Set task -
Wherever the string "arcmin" appears in the listing, copy that line.

Task material -
※ ※ ※

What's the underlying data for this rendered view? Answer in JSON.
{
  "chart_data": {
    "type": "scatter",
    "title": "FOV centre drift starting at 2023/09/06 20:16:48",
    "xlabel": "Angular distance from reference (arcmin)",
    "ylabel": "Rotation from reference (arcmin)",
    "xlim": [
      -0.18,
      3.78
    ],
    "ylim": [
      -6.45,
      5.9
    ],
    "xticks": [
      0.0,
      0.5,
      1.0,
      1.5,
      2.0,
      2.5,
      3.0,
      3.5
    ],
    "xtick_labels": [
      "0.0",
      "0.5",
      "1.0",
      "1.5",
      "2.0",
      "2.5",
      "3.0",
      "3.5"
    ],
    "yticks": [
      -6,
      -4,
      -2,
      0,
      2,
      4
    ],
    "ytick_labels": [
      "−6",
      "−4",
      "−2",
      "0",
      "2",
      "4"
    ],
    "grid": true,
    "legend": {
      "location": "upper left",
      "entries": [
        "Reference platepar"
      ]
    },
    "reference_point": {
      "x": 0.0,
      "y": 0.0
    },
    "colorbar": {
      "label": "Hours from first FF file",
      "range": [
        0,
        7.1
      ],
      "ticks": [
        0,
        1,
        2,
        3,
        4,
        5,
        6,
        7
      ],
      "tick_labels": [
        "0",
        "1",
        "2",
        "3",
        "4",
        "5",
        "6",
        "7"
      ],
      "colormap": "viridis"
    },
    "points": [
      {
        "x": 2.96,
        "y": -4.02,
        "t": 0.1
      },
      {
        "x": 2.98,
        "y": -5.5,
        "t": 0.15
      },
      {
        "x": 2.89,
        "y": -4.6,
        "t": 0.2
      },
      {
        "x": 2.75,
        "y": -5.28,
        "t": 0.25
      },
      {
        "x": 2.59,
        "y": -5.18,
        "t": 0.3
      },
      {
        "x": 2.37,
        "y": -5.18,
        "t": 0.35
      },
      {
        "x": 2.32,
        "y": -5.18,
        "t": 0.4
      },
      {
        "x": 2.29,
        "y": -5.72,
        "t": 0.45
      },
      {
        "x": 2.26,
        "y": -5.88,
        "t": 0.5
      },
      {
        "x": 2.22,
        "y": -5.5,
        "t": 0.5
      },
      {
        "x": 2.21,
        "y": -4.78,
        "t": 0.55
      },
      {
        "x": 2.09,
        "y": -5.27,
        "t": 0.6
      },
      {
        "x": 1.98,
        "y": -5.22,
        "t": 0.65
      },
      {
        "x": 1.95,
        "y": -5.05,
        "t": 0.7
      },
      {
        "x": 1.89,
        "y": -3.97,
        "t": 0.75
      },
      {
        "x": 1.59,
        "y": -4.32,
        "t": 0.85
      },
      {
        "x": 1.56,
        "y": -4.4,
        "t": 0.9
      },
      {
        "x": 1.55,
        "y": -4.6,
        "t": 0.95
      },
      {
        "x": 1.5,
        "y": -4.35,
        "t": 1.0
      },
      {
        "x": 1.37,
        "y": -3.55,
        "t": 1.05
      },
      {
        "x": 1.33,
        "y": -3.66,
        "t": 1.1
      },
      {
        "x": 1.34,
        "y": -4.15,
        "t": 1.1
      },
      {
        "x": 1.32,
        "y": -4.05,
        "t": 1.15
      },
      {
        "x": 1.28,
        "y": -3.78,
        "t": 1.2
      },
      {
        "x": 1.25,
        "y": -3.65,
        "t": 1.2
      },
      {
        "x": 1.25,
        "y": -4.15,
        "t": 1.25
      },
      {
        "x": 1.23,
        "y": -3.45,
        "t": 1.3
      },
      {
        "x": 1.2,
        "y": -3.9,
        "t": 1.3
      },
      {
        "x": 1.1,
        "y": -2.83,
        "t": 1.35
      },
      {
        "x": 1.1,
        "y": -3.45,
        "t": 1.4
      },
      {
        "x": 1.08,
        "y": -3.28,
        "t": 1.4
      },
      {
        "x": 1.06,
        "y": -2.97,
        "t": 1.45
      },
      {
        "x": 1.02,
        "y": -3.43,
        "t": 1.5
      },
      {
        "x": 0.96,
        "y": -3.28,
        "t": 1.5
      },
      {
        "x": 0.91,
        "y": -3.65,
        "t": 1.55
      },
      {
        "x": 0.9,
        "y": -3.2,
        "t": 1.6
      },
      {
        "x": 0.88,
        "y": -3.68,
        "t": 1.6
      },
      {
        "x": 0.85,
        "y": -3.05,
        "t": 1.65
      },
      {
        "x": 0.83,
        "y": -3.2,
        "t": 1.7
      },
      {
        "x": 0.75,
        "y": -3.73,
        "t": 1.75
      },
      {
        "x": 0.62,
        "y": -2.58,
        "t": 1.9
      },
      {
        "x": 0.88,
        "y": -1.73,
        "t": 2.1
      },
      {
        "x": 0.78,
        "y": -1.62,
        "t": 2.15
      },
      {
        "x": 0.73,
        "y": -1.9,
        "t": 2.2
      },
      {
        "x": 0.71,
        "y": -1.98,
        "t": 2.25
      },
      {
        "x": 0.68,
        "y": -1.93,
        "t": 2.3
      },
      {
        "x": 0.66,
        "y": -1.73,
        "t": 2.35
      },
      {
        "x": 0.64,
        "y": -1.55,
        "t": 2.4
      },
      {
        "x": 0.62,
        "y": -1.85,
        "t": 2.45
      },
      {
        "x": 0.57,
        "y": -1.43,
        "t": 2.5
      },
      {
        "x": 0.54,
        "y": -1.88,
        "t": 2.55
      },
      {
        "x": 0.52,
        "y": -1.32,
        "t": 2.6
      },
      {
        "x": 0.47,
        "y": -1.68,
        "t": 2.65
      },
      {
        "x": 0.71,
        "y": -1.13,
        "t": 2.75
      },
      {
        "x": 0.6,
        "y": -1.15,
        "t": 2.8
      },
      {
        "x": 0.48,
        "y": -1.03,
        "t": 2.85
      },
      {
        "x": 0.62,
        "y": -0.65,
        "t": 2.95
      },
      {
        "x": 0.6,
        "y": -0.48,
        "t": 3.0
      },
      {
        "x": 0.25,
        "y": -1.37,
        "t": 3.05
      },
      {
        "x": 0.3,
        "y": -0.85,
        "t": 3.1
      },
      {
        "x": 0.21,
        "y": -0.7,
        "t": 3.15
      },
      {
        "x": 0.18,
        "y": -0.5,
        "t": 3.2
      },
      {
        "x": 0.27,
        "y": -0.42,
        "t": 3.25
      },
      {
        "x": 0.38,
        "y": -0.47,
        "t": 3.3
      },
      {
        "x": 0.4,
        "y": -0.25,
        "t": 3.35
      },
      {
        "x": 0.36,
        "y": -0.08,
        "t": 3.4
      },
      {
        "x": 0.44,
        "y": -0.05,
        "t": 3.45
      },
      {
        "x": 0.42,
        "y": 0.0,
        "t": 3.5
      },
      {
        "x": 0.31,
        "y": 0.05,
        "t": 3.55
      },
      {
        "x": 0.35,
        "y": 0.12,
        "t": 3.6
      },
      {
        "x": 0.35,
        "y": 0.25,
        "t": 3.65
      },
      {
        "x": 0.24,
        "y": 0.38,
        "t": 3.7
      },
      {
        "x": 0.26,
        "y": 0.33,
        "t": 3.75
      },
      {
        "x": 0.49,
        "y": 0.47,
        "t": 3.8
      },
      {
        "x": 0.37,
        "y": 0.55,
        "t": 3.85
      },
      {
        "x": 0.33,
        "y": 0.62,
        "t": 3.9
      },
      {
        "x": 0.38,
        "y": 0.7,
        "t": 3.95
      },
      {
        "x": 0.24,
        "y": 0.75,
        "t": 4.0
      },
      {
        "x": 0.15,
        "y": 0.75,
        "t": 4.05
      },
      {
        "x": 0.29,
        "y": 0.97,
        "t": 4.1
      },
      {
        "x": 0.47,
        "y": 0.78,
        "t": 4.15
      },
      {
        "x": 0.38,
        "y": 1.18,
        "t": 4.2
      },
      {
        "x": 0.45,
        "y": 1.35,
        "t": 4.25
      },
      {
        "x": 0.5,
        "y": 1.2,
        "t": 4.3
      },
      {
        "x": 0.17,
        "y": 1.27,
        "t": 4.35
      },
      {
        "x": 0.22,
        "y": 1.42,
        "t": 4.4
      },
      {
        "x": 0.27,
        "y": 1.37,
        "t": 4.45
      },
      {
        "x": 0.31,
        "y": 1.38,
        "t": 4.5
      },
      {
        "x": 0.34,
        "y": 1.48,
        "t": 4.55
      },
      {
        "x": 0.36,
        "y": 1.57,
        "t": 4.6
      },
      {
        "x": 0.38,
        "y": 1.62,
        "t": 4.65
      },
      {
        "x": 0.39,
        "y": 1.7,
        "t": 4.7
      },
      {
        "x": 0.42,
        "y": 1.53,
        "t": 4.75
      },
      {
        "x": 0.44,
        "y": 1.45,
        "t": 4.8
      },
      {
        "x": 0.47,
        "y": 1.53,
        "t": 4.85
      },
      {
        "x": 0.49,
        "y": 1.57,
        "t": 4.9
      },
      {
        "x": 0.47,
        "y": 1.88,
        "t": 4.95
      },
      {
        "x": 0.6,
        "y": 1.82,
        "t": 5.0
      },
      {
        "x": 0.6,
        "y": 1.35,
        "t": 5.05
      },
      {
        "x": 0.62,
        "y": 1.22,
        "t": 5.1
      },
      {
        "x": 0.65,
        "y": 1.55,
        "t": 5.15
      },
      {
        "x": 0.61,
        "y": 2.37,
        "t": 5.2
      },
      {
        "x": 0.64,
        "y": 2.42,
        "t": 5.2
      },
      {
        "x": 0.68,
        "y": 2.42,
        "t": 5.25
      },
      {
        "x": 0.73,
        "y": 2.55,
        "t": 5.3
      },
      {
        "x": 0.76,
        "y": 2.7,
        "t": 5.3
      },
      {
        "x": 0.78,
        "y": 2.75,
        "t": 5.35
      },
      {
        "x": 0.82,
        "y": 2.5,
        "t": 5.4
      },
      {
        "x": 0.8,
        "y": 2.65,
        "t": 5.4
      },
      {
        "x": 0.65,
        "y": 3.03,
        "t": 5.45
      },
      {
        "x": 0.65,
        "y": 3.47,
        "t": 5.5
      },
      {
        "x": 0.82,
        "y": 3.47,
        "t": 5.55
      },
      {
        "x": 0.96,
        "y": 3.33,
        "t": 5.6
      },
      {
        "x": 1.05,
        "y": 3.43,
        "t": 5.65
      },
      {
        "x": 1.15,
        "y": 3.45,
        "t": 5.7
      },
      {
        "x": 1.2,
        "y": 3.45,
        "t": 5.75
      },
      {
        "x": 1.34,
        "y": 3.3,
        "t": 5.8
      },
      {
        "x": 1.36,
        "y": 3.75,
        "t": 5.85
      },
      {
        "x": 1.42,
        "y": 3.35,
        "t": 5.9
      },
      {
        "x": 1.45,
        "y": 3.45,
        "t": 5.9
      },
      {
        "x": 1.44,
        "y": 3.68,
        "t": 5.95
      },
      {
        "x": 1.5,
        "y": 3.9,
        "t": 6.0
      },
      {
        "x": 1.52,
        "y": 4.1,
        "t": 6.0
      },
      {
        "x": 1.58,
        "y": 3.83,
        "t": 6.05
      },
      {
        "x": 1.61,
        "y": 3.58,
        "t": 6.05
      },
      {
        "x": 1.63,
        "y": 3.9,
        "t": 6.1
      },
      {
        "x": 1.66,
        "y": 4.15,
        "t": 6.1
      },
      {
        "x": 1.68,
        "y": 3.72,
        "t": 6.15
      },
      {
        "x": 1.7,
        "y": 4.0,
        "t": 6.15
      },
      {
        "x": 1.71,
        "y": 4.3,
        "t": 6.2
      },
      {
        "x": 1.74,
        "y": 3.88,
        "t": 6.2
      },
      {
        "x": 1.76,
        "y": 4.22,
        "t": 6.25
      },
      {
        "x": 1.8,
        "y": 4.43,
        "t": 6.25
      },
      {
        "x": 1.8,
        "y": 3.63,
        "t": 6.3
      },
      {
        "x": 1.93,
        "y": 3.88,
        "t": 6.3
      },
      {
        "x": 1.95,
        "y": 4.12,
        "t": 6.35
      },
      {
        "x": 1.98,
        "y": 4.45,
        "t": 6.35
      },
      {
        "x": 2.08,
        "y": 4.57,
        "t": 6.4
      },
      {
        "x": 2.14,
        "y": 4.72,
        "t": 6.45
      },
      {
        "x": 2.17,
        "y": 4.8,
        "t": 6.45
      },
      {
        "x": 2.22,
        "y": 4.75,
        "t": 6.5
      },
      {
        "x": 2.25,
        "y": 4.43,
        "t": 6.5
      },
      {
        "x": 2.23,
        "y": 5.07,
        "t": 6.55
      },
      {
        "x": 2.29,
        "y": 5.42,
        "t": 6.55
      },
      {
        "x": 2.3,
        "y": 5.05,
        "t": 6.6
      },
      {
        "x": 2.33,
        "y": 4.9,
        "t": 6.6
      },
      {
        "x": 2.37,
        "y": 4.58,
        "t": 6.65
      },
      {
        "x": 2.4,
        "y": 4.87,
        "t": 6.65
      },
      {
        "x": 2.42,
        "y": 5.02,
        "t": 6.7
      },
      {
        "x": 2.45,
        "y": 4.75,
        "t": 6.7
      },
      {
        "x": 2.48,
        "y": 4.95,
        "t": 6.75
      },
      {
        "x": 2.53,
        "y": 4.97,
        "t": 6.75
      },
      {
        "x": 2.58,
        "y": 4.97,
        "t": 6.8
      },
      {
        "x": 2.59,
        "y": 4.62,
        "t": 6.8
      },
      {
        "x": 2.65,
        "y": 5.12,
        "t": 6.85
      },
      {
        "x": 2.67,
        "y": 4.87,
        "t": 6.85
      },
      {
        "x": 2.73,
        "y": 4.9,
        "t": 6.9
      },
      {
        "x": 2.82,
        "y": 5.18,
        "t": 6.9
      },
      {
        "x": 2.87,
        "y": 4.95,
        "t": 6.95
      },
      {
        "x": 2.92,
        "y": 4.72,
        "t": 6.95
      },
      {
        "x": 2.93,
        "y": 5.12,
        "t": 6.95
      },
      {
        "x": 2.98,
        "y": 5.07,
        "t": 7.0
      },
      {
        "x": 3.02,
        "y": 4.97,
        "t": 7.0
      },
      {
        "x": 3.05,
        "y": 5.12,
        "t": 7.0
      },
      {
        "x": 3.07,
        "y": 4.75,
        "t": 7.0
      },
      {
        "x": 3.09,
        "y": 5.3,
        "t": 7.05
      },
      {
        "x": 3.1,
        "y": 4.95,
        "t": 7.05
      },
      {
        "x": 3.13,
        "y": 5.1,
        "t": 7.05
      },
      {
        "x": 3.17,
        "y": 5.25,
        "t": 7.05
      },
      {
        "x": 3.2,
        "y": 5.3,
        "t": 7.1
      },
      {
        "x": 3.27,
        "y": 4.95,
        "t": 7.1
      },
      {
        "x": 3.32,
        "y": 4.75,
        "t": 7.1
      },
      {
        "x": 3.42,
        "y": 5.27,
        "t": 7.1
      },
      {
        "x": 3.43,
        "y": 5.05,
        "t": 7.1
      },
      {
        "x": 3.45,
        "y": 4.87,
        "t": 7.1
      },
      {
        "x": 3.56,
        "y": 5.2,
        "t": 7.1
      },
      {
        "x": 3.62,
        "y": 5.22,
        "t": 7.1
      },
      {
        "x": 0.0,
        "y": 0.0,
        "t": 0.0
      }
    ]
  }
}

※ ※ ※

The result -
    "xlabel": "Angular distance from reference (arcmin)",
    "ylabel": "Rotation from reference (arcmin)",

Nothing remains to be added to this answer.